*Exercise*. Please summarize the excerpt about Set in two sentences.

*Document excerpt*.
Set is the son of Geb, the Earth, and Nut, the Sky; his siblings are Osiris, Isis, and Nephthys. He married the latter, and though it has commonly been assumed that they were the parents of Anubis, some Egyptologists, such as Herman te Velde, have doubted whether Set was ever regarded as Anubis's father in ancient Egyptian religion (Osiris being the father of this god instead). Seth also had relationships with the foreign goddesses Anat and Astarte in some accounts. From these relationships is said to be born a crocodile deity called Maga.

==Name origin==
The meaning of the name Set is unknown, but it is thought to have been originally pronounced *sūtiẖ [ˈsuw.tixʲ] based on spellings of his name in Egyptian hieroglyphs as stẖ and swtẖ. The Late Egyptian spelling stš reflects the palatalization of ẖ while the eventual loss of the final consonant is recorded in spellings like swtj. The Coptic form of the name, Sēt, is the basis for the English vocalization.

==Set animal==

The set-animal.

*Data extracts*.
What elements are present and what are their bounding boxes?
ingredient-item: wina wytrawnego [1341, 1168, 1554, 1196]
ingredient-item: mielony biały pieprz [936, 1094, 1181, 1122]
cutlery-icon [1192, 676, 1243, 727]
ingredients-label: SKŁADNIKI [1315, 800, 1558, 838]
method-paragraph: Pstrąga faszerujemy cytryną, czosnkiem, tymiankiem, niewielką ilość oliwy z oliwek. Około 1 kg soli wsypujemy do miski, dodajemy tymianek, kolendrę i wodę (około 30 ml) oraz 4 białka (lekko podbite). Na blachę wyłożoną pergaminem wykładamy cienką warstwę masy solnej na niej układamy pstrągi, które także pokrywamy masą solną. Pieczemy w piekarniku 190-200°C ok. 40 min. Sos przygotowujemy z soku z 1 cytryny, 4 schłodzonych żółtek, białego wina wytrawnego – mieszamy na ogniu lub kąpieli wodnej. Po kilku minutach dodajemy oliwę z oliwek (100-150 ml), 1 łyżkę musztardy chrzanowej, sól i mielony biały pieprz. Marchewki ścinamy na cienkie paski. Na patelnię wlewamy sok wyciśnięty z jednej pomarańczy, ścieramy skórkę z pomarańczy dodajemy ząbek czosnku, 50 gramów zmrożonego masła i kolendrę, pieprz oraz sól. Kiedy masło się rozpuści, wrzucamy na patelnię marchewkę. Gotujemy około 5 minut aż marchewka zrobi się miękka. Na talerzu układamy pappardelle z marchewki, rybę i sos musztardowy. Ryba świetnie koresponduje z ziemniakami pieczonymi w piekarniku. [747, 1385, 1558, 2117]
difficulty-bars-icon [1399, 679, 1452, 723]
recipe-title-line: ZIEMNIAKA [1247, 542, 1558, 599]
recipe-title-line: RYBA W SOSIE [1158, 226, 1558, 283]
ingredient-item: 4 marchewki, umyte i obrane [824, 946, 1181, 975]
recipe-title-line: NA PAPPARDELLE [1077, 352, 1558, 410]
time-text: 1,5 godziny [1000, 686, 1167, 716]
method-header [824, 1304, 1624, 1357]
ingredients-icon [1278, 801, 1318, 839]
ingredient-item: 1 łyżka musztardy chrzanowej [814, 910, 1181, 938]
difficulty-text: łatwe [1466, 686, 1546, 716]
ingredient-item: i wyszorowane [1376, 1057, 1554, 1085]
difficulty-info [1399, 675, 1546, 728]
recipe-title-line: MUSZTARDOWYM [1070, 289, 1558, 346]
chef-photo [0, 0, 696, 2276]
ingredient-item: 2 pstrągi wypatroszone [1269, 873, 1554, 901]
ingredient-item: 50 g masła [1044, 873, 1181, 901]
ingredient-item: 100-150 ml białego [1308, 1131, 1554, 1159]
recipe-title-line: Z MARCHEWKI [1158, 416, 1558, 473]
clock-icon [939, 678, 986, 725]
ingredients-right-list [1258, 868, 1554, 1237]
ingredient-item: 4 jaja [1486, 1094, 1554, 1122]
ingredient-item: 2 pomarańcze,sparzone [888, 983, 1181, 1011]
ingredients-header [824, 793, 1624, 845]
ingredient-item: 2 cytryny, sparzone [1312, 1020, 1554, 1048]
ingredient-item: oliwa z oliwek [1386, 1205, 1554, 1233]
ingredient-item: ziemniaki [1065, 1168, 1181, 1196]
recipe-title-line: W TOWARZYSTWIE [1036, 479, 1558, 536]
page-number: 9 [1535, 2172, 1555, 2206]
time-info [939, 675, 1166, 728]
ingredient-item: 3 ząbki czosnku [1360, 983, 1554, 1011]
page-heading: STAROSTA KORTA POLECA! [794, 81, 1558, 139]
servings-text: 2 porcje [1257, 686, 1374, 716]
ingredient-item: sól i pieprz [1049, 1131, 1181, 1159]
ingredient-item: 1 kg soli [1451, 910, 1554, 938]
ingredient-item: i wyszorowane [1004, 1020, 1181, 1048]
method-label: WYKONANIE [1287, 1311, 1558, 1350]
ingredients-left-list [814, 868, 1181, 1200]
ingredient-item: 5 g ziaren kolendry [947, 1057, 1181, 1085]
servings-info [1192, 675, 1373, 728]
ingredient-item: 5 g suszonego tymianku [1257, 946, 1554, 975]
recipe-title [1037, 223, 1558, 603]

*Answer section*. Set is the son of Geb and Nut, the brother of Osiris, Isis, and Nephthys, and the husband of Nephthys, though some Egyptologists doubt he was ever regarded as the father of Anubis. The meaning of his name is unknown, but it was probably first pronounced *sūtiẖ, and the English vocalization is based on the Coptic form Sēt.